#### WORK TASK
An exact copy of the entries is needed, with every line included.

#### SUPPLIED INFORMATION
○ ○ ○ ○ ○ ○ ○
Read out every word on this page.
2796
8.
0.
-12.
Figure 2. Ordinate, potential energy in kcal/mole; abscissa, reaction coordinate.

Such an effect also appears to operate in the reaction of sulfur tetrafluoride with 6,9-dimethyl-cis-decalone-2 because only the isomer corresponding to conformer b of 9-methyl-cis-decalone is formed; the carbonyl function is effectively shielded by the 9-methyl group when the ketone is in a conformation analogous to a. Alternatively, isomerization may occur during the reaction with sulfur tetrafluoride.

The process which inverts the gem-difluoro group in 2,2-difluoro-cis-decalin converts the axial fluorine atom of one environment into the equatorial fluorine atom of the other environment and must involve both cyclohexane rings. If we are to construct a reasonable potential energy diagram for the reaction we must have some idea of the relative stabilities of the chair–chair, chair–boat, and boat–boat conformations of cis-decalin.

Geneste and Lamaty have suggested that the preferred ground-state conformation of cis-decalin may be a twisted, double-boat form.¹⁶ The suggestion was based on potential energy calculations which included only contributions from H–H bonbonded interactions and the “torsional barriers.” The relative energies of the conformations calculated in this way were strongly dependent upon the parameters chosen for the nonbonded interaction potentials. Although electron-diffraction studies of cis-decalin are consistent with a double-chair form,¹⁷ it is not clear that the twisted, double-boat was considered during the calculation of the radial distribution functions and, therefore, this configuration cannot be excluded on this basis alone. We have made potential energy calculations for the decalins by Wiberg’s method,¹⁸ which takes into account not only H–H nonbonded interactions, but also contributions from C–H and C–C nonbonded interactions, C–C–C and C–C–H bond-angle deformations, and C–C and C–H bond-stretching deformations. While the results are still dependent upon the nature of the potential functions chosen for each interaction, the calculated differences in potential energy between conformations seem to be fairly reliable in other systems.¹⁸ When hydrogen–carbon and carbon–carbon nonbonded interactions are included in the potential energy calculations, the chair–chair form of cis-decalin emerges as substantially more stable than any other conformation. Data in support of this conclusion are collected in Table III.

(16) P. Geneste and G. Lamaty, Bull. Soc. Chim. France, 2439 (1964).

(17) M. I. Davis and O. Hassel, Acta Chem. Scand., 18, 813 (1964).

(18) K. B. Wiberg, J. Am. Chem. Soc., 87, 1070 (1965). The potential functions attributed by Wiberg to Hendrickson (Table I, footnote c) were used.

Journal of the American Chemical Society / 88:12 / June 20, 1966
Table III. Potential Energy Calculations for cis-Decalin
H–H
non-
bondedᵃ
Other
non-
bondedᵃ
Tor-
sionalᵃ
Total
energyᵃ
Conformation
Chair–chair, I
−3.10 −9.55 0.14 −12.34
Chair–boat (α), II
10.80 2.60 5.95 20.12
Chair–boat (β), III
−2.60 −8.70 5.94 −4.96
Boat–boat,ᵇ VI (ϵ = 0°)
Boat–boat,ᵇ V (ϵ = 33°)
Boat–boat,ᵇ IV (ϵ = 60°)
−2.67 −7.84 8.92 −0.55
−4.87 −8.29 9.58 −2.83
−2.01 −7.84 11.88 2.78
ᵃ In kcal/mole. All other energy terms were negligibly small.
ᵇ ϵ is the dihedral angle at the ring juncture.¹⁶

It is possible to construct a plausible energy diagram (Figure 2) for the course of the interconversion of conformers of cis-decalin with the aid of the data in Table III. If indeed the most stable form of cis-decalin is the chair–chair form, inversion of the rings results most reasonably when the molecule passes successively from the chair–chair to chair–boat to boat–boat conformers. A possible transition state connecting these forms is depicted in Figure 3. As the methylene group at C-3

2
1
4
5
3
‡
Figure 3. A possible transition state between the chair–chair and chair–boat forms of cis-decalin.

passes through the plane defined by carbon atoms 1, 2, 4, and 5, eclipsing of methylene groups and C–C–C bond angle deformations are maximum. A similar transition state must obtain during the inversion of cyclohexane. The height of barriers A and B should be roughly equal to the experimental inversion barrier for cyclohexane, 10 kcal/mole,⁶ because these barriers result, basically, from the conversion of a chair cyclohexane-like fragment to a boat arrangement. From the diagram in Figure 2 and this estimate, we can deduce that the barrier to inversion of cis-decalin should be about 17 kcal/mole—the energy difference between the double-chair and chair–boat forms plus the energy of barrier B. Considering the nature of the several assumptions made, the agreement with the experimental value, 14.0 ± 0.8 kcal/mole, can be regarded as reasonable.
○ ○ ○ ○ ○ ○ ○
#### RESULT BELOW
Read out every word on this page.
2796
8.
0.
-12.
Figure 2. Ordinate, potential energy in kcal/mole; abscissa, reaction coordinate.

Such an effect also appears to operate in the reaction of sulfur tetrafluoride with 6,9-dimethyl-cis-decalone-2 because only the isomer corresponding to conformer b of 9-methyl-cis-decalone is formed; the carbonyl function is effectively shielded by the 9-methyl group when the ketone is in a conformation analogous to a. Alternatively, isomerization may occur during the reaction with sulfur tetrafluoride.

The process which inverts the gem-difluoro group in 2,2-difluoro-cis-decalin converts the axial fluorine atom of one environment into the equatorial fluorine atom of the other environment and must involve both cyclohexane rings. If we are to construct a reasonable potential energy diagram for the reaction we must have some idea of the relative stabilities of the chair–chair, chair–boat, and boat–boat conformations of cis-decalin.

Geneste and Lamaty have suggested that the preferred ground-state conformation of cis-decalin may be a twisted, double-boat form.¹⁶ The suggestion was based on potential energy calculations which included only contributions from H–H bonbonded interactions and the “torsional barriers.” The relative energies of the conformations calculated in this way were strongly dependent upon the parameters chosen for the nonbonded interaction potentials. Although electron-diffraction studies of cis-decalin are consistent with a double-chair form,¹⁷ it is not clear that the twisted, double-boat was considered during the calculation of the radial distribution functions and, therefore, this configuration cannot be excluded on this basis alone. We have made potential energy calculations for the decalins by Wiberg’s method,¹⁸ which takes into account not only H–H nonbonded interactions, but also contributions from C–H and C–C nonbonded interactions, C–C–C and C–C–H bond-angle deformations, and C–C and C–H bond-stretching deformations. While the results are still dependent upon the nature of the potential functions chosen for each interaction, the calculated differences in potential energy between conformations seem to be fairly reliable in other systems.¹⁸ When hydrogen–carbon and carbon–carbon nonbonded interactions are included in the potential energy calculations, the chair–chair form of cis-decalin emerges as substantially more stable than any other conformation. Data in support of this conclusion are collected in Table III.

(16) P. Geneste and G. Lamaty, Bull. Soc. Chim. France, 2439 (1964).

(17) M. I. Davis and O. Hassel, Acta Chem. Scand., 18, 813 (1964).

(18) K. B. Wiberg, J. Am. Chem. Soc., 87, 1070 (1965). The potential functions attributed by Wiberg to Hendrickson (Table I, footnote c) were used.

Journal of the American Chemical Society / 88:12 / June 20, 1966
Table III. Potential Energy Calculations for cis-Decalin
H–H
non-
bondedᵃ
Other
non-
bondedᵃ
Tor-
sionalᵃ
Total
energyᵃ
Conformation
Chair–chair, I
−3.10 −9.55 0.14 −12.34
Chair–boat (α), II
10.80 2.60 5.95 20.12
Chair–boat (β), III
−2.60 −8.70 5.94 −4.96
Boat–boat,ᵇ VI (ϵ = 0°)
Boat–boat,ᵇ V (ϵ = 33°)
Boat–boat,ᵇ IV (ϵ = 60°)
−2.67 −7.84 8.92 −0.55
−4.87 −8.29 9.58 −2.83
−2.01 −7.84 11.88 2.78
ᵃ In kcal/mole. All other energy terms were negligibly small.
ᵇ ϵ is the dihedral angle at the ring juncture.¹⁶

It is possible to construct a plausible energy diagram (Figure 2) for the course of the interconversion of conformers of cis-decalin with the aid of the data in Table III. If indeed the most stable form of cis-decalin is the chair–chair form, inversion of the rings results most reasonably when the molecule passes successively from the chair–chair to chair–boat to boat–boat conformers. A possible transition state connecting these forms is depicted in Figure 3. As the methylene group at C-3

2
1
4
5
3
‡
Figure 3. A possible transition state between the chair–chair and chair–boat forms of cis-decalin.

passes through the plane defined by carbon atoms 1, 2, 4, and 5, eclipsing of methylene groups and C–C–C bond angle deformations are maximum. A similar transition state must obtain during the inversion of cyclohexane. The height of barriers A and B should be roughly equal to the experimental inversion barrier for cyclohexane, 10 kcal/mole,⁶ because these barriers result, basically, from the conversion of a chair cyclohexane-like fragment to a boat arrangement. From the diagram in Figure 2 and this estimate, we can deduce that the barrier to inversion of cis-decalin should be about 17 kcal/mole—the energy difference between the double-chair and chair–boat forms plus the energy of barrier B. Considering the nature of the several assumptions made, the agreement with the experimental value, 14.0 ± 0.8 kcal/mole, can be regarded as reasonable.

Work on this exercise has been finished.